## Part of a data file
[start]
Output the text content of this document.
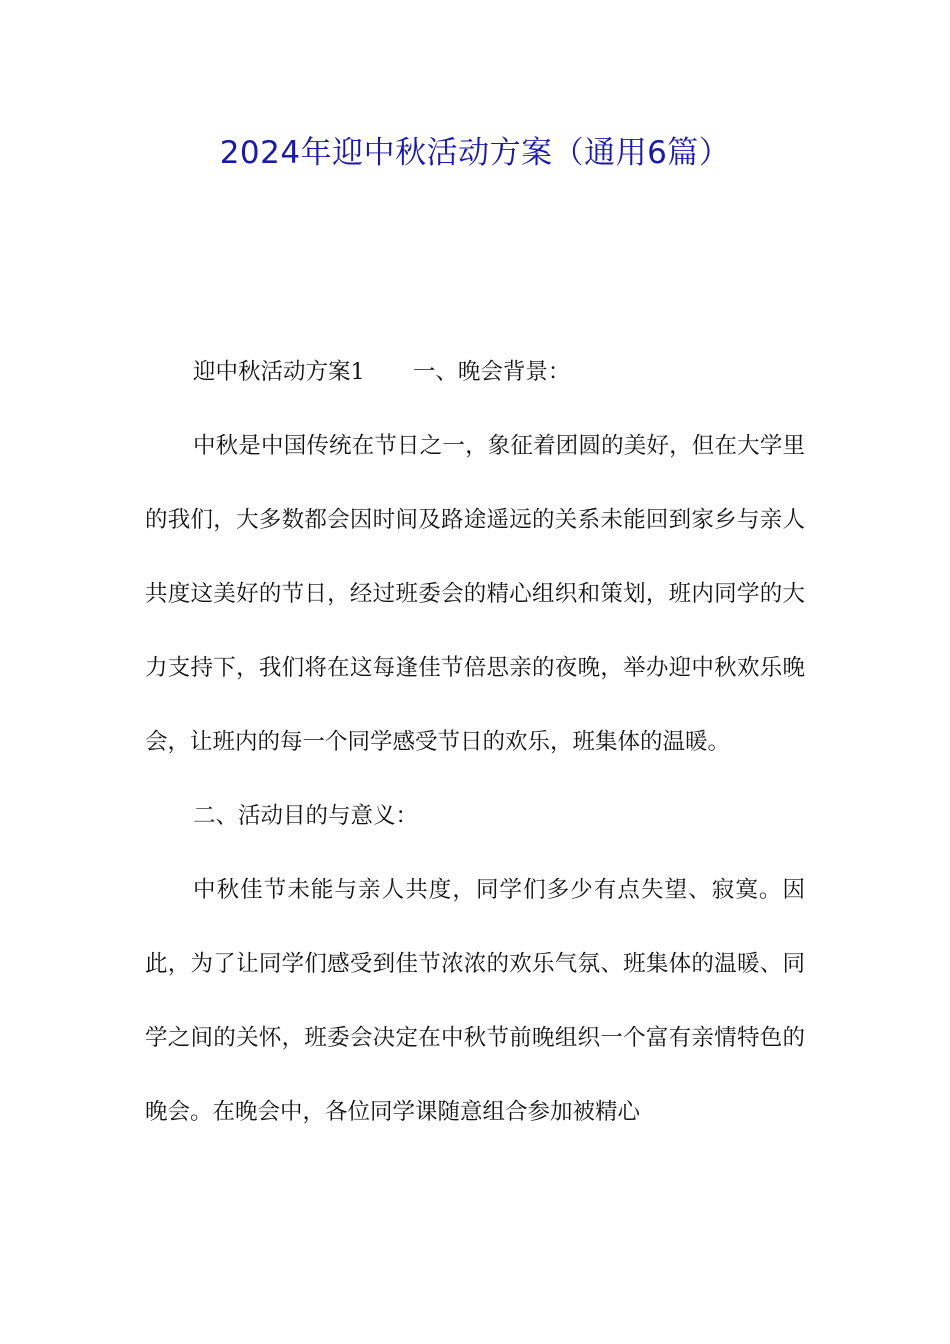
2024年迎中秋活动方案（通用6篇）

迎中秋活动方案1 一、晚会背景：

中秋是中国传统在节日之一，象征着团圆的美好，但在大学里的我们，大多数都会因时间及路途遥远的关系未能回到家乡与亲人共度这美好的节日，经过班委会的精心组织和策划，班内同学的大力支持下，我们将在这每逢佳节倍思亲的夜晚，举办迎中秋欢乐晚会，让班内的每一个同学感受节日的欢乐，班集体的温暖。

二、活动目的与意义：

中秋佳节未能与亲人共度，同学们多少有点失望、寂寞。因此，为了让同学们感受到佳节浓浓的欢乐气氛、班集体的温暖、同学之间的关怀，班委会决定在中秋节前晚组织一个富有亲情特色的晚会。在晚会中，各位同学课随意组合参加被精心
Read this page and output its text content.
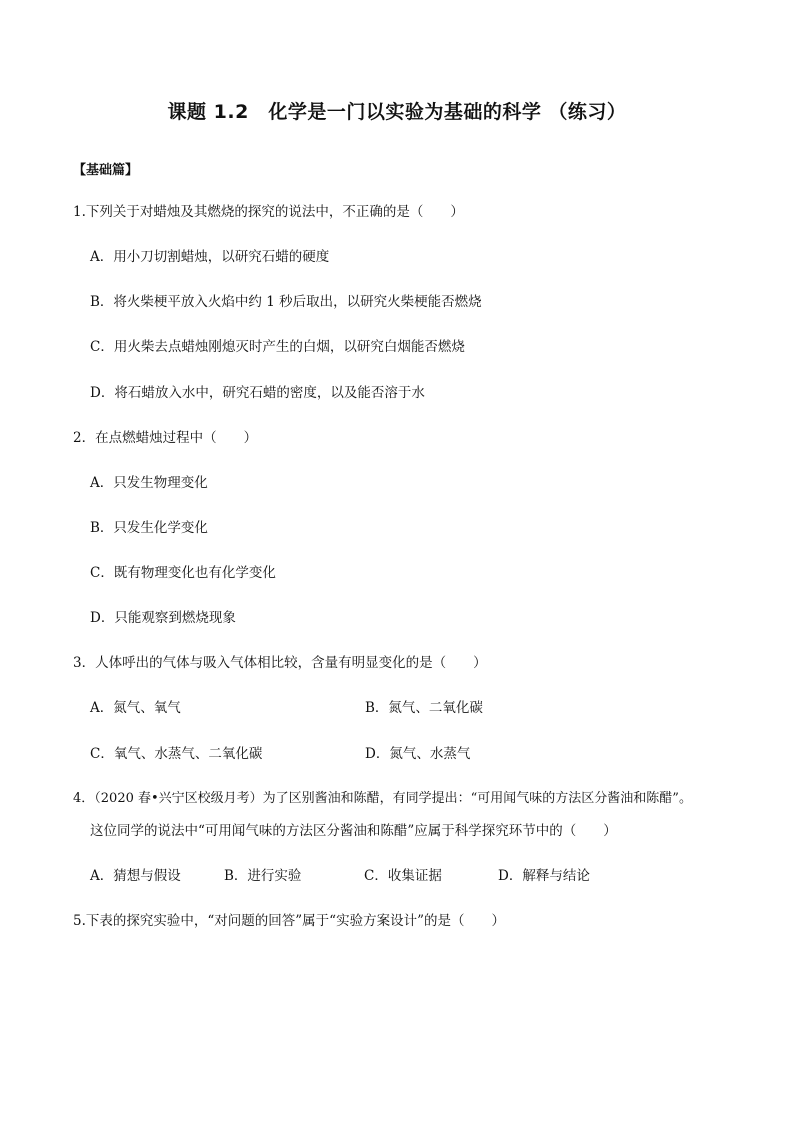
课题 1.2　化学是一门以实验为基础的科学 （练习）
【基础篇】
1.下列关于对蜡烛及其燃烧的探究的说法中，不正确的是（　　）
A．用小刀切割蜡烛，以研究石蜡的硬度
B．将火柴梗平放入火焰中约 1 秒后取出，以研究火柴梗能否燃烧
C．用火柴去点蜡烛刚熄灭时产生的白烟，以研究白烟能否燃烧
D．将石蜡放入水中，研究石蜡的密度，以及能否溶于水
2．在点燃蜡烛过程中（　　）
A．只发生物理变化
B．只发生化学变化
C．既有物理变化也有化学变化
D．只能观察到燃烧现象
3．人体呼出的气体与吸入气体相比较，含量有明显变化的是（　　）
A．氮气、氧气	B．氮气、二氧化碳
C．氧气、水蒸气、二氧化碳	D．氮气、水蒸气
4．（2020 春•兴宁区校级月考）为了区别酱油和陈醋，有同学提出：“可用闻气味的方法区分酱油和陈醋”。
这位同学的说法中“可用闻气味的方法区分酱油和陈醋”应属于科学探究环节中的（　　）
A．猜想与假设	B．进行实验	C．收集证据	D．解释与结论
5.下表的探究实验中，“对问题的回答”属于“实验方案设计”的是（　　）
[end]
## Aim of the task
Without the pictures, repeat all the records word for word.

## Written response
Output the text content of this document.
2024年迎中秋活动方案（通用6篇）

迎中秋活动方案1 一、晚会背景：

中秋是中国传统在节日之一，象征着团圆的美好，但在大学里的我们，大多数都会因时间及路途遥远的关系未能回到家乡与亲人共度这美好的节日，经过班委会的精心组织和策划，班内同学的大力支持下，我们将在这每逢佳节倍思亲的夜晚，举办迎中秋欢乐晚会，让班内的每一个同学感受节日的欢乐，班集体的温暖。

二、活动目的与意义：

中秋佳节未能与亲人共度，同学们多少有点失望、寂寞。因此，为了让同学们感受到佳节浓浓的欢乐气氛、班集体的温暖、同学之间的关怀，班委会决定在中秋节前晚组织一个富有亲情特色的晚会。在晚会中，各位同学课随意组合参加被精心
Read this page and output its text content.
课题 1.2　化学是一门以实验为基础的科学 （练习）
【基础篇】
1.下列关于对蜡烛及其燃烧的探究的说法中，不正确的是（　　）
A．用小刀切割蜡烛，以研究石蜡的硬度
B．将火柴梗平放入火焰中约 1 秒后取出，以研究火柴梗能否燃烧
C．用火柴去点蜡烛刚熄灭时产生的白烟，以研究白烟能否燃烧
D．将石蜡放入水中，研究石蜡的密度，以及能否溶于水
2．在点燃蜡烛过程中（　　）
A．只发生物理变化
B．只发生化学变化
C．既有物理变化也有化学变化
D．只能观察到燃烧现象
3．人体呼出的气体与吸入气体相比较，含量有明显变化的是（　　）
A．氮气、氧气	B．氮气、二氧化碳
C．氧气、水蒸气、二氧化碳	D．氮气、水蒸气
4．（2020 春•兴宁区校级月考）为了区别酱油和陈醋，有同学提出：“可用闻气味的方法区分酱油和陈醋”。
这位同学的说法中“可用闻气味的方法区分酱油和陈醋”应属于科学探究环节中的（　　）
A．猜想与假设	B．进行实验	C．收集证据	D．解释与结论
5.下表的探究实验中，“对问题的回答”属于“实验方案设计”的是（　　）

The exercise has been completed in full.